=== INFORMATION SHOWN ===

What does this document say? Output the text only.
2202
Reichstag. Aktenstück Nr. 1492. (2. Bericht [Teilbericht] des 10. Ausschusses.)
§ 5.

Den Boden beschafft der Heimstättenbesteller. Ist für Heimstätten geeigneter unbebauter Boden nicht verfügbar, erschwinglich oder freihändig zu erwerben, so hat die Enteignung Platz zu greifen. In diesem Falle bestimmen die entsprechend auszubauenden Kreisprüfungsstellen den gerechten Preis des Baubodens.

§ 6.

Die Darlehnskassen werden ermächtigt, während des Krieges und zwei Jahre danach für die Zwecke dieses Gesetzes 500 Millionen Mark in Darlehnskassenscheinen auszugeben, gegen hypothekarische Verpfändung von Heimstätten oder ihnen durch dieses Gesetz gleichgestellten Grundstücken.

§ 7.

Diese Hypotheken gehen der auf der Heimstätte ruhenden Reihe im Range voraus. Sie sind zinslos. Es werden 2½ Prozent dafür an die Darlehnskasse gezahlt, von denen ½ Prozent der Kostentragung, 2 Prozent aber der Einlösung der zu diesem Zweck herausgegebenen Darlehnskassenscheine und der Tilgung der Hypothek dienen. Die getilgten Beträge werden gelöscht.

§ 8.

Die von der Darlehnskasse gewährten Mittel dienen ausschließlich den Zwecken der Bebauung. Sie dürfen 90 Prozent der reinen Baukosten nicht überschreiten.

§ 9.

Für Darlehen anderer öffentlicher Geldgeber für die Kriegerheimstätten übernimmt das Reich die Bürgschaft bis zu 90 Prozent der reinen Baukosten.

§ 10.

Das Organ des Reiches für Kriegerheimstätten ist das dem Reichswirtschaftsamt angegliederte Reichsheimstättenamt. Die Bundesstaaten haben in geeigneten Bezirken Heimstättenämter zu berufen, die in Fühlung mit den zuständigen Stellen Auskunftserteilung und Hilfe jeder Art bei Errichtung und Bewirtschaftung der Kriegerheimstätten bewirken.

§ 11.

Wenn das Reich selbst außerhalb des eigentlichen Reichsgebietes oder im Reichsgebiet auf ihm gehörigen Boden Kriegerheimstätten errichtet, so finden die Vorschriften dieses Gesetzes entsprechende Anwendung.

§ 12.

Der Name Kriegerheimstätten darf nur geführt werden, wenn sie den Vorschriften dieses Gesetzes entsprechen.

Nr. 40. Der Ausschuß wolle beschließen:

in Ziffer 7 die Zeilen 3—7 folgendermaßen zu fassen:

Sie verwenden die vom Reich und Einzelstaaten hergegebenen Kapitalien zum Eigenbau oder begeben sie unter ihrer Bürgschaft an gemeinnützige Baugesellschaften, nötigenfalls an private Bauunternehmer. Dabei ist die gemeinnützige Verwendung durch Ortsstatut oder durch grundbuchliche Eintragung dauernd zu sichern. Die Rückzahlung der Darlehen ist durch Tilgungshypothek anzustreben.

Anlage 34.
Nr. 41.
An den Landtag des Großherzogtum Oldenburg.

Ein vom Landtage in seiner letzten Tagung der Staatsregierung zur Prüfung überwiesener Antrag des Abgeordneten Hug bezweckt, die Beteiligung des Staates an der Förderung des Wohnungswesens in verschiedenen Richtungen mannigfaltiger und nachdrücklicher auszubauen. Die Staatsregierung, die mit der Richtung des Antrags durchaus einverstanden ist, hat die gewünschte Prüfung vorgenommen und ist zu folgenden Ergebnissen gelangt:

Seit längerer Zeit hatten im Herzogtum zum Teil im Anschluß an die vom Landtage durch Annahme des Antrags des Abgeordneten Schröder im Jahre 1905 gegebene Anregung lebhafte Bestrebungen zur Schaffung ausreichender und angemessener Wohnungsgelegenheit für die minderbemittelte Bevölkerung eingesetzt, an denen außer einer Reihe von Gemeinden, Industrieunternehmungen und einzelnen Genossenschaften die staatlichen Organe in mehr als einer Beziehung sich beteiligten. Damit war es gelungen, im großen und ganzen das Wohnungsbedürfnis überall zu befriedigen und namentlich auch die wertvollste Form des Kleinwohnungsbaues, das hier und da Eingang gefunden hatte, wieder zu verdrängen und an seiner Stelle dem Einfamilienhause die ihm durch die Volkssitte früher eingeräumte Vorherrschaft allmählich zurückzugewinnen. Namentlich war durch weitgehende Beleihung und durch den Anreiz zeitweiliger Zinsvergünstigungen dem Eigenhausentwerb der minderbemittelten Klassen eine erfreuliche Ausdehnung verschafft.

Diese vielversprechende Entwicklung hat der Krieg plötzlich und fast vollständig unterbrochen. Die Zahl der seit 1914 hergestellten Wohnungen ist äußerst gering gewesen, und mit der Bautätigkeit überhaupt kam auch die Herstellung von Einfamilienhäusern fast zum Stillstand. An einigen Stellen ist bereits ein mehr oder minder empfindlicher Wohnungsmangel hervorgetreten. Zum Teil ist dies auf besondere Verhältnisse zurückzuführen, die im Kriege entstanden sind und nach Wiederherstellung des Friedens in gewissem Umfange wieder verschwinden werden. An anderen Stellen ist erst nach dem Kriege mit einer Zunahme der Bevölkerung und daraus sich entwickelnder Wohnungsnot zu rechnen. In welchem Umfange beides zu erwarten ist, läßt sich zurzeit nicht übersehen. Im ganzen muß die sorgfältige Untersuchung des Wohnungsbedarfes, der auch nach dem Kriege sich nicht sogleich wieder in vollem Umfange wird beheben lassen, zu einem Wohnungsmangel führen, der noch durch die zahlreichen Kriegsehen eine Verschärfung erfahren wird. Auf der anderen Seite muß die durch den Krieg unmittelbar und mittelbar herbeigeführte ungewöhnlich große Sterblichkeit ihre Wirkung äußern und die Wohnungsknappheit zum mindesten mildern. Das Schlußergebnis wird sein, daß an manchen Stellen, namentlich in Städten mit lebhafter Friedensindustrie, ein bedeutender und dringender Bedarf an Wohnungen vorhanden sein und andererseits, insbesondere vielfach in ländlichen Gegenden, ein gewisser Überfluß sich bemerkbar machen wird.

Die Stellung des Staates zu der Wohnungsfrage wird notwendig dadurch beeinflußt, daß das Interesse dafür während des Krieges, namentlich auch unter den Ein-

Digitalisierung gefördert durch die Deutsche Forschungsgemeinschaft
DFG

===

- _TASK INSTRUCTIONS_: Where a line of the records holds the word "diesem", copy that line.

- _ANSWER SPACE_:
Den Boden beschafft der Heimstättenbesteller. Ist für Heimstätten geeigneter unbebauter Boden nicht verfügbar, erschwinglich oder freihändig zu erwerben, so hat die Enteignung Platz zu greifen. In diesem Falle bestimmen die entsprechend auszubauenden Kreisprüfungsstellen den gerechten Preis des Baubodens.
Diese Hypotheken gehen der auf der Heimstätte ruhenden Reihe im Range voraus. Sie sind zinslos. Es werden 2½ Prozent dafür an die Darlehnskasse gezahlt, von denen ½ Prozent der Kostentragung, 2 Prozent aber der Einlösung der zu diesem Zweck herausgegebenen Darlehnskassenscheine und der Tilgung der Hypothek dienen. Die getilgten Beträge werden gelöscht.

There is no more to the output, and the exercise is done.